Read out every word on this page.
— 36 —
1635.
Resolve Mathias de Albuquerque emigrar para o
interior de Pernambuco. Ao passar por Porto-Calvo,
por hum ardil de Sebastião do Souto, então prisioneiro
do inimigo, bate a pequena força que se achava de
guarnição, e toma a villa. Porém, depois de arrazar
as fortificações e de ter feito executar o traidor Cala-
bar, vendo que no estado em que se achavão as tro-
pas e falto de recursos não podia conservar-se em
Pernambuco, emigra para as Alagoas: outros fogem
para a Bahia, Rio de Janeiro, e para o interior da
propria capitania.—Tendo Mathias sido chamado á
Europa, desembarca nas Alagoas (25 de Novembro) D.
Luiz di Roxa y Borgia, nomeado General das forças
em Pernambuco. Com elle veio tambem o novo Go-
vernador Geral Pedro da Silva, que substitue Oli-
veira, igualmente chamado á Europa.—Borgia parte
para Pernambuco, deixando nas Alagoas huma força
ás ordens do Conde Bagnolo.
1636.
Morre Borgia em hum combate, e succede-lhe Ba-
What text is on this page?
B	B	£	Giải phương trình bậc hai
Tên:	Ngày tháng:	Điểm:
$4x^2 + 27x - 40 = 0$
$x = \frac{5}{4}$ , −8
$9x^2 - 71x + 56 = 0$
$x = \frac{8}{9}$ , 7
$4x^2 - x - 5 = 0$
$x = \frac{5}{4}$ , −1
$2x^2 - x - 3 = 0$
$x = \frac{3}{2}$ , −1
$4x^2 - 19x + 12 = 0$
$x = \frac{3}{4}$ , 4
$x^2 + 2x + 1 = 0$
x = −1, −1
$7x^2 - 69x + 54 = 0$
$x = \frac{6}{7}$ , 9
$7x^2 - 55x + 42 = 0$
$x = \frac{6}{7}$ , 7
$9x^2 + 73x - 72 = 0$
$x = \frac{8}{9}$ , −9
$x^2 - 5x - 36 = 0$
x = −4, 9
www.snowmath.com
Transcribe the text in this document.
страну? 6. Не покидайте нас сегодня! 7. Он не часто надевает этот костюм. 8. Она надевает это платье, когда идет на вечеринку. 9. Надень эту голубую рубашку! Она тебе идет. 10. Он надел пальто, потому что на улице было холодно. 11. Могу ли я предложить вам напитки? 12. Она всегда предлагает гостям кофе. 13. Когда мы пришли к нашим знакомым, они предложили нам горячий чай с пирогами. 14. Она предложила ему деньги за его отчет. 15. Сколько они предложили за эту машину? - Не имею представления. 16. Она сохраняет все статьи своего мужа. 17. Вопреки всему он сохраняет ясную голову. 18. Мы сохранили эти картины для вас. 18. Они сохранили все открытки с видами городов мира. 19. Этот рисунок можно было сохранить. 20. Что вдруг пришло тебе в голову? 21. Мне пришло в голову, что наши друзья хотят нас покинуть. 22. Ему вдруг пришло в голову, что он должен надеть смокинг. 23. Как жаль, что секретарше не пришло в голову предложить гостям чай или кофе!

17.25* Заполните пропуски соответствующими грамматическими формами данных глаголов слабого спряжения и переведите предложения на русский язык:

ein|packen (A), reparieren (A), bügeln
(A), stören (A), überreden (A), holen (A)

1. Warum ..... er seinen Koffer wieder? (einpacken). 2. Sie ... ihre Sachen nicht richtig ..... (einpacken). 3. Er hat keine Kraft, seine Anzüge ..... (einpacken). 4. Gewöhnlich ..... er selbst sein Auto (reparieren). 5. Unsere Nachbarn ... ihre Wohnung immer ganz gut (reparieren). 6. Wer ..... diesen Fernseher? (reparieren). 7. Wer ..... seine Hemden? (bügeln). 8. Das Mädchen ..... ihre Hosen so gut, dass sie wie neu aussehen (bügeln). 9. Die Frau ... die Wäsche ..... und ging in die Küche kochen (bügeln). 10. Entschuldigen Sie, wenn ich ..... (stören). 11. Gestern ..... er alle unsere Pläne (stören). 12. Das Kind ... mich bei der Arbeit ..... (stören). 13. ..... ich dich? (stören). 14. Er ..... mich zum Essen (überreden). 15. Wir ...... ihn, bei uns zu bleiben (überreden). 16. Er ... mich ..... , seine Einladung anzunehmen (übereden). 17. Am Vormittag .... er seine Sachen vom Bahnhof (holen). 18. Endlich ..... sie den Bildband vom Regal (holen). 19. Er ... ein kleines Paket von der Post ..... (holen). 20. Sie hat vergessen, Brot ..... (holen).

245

▸ **WHAT TO WORK ON**
Exactly reproduce all of the entries.

▸ **REPLY TO THE EXERCISE**
Read out every word on this page.
— 36 —
1635.
Resolve Mathias de Albuquerque emigrar para o
interior de Pernambuco. Ao passar por Porto-Calvo,
por hum ardil de Sebastião do Souto, então prisioneiro
do inimigo, bate a pequena força que se achava de
guarnição, e toma a villa. Porém, depois de arrazar
as fortificações e de ter feito executar o traidor Cala-
bar, vendo que no estado em que se achavão as tro-
pas e falto de recursos não podia conservar-se em
Pernambuco, emigra para as Alagoas: outros fogem
para a Bahia, Rio de Janeiro, e para o interior da
propria capitania.—Tendo Mathias sido chamado á
Europa, desembarca nas Alagoas (25 de Novembro) D.
Luiz di Roxa y Borgia, nomeado General das forças
em Pernambuco. Com elle veio tambem o novo Go-
vernador Geral Pedro da Silva, que substitue Oli-
veira, igualmente chamado á Europa.—Borgia parte
para Pernambuco, deixando nas Alagoas huma força
ás ordens do Conde Bagnolo.
1636.
Morre Borgia em hum combate, e succede-lhe Ba-
What text is on this page?
B	B	£	Giải phương trình bậc hai
Tên:	Ngày tháng:	Điểm:
$4x^2 + 27x - 40 = 0$
$x = \frac{5}{4}$ , −8
$9x^2 - 71x + 56 = 0$
$x = \frac{8}{9}$ , 7
$4x^2 - x - 5 = 0$
$x = \frac{5}{4}$ , −1
$2x^2 - x - 3 = 0$
$x = \frac{3}{2}$ , −1
$4x^2 - 19x + 12 = 0$
$x = \frac{3}{4}$ , 4
$x^2 + 2x + 1 = 0$
x = −1, −1
$7x^2 - 69x + 54 = 0$
$x = \frac{6}{7}$ , 9
$7x^2 - 55x + 42 = 0$
$x = \frac{6}{7}$ , 7
$9x^2 + 73x - 72 = 0$
$x = \frac{8}{9}$ , −9
$x^2 - 5x - 36 = 0$
x = −4, 9
www.snowmath.com
Transcribe the text in this document.
страну? 6. Не покидайте нас сегодня! 7. Он не часто надевает этот костюм. 8. Она надевает это платье, когда идет на вечеринку. 9. Надень эту голубую рубашку! Она тебе идет. 10. Он надел пальто, потому что на улице было холодно. 11. Могу ли я предложить вам напитки? 12. Она всегда предлагает гостям кофе. 13. Когда мы пришли к нашим знакомым, они предложили нам горячий чай с пирогами. 14. Она предложила ему деньги за его отчет. 15. Сколько они предложили за эту машину? - Не имею представления. 16. Она сохраняет все статьи своего мужа. 17. Вопреки всему он сохраняет ясную голову. 18. Мы сохранили эти картины для вас. 18. Они сохранили все открытки с видами городов мира. 19. Этот рисунок можно было сохранить. 20. Что вдруг пришло тебе в голову? 21. Мне пришло в голову, что наши друзья хотят нас покинуть. 22. Ему вдруг пришло в голову, что он должен надеть смокинг. 23. Как жаль, что секретарше не пришло в голову предложить гостям чай или кофе!

17.25* Заполните пропуски соответствующими грамматическими формами данных глаголов слабого спряжения и переведите предложения на русский язык:

ein|packen (A), reparieren (A), bügeln
(A), stören (A), überreden (A), holen (A)

1. Warum ..... er seinen Koffer wieder? (einpacken). 2. Sie ... ihre Sachen nicht richtig ..... (einpacken). 3. Er hat keine Kraft, seine Anzüge ..... (einpacken). 4. Gewöhnlich ..... er selbst sein Auto (reparieren). 5. Unsere Nachbarn ... ihre Wohnung immer ganz gut (reparieren). 6. Wer ..... diesen Fernseher? (reparieren). 7. Wer ..... seine Hemden? (bügeln). 8. Das Mädchen ..... ihre Hosen so gut, dass sie wie neu aussehen (bügeln). 9. Die Frau ... die Wäsche ..... und ging in die Küche kochen (bügeln). 10. Entschuldigen Sie, wenn ich ..... (stören). 11. Gestern ..... er alle unsere Pläne (stören). 12. Das Kind ... mich bei der Arbeit ..... (stören). 13. ..... ich dich? (stören). 14. Er ..... mich zum Essen (überreden). 15. Wir ...... ihn, bei uns zu bleiben (überreden). 16. Er ... mich ..... , seine Einladung anzunehmen (übereden). 17. Am Vormittag .... er seine Sachen vom Bahnhof (holen). 18. Endlich ..... sie den Bildband vom Regal (holen). 19. Er ... ein kleines Paket von der Post ..... (holen). 20. Sie hat vergessen, Brot ..... (holen).

245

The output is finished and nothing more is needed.